Listed entries –

>>>>>

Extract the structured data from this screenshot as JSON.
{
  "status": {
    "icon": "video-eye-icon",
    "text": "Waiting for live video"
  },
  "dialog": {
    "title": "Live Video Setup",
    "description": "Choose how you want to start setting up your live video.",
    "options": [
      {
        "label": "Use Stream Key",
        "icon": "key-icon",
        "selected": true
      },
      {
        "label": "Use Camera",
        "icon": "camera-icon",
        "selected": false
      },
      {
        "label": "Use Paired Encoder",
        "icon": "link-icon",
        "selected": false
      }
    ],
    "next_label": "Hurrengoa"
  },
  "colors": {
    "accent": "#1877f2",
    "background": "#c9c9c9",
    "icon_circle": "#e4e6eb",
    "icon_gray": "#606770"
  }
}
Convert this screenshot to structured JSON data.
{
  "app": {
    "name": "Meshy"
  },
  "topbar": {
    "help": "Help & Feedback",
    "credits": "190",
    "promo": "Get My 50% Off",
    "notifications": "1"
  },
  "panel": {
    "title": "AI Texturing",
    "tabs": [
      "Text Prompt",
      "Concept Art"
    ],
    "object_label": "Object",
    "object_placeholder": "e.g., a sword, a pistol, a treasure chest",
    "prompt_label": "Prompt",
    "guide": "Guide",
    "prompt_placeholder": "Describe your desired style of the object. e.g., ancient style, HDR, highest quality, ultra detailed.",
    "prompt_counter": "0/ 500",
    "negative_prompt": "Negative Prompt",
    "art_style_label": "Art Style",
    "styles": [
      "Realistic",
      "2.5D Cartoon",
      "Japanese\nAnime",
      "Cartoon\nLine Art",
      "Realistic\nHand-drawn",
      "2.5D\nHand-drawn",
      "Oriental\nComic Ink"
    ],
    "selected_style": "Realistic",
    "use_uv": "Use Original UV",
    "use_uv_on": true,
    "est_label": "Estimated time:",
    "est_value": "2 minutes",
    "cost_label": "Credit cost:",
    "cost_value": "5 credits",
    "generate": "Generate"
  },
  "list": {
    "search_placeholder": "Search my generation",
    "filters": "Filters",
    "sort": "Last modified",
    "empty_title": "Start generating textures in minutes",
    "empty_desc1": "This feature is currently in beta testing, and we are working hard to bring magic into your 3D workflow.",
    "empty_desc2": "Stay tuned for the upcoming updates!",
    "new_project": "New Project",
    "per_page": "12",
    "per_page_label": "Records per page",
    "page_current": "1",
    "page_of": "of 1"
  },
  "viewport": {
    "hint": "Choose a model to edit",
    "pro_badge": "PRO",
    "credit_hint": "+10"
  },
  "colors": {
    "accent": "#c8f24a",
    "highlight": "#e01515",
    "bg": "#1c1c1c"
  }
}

<<<<<

What is being asked – Say how many lines in the listing above include "data". Give nothing but the number.

Task output – 2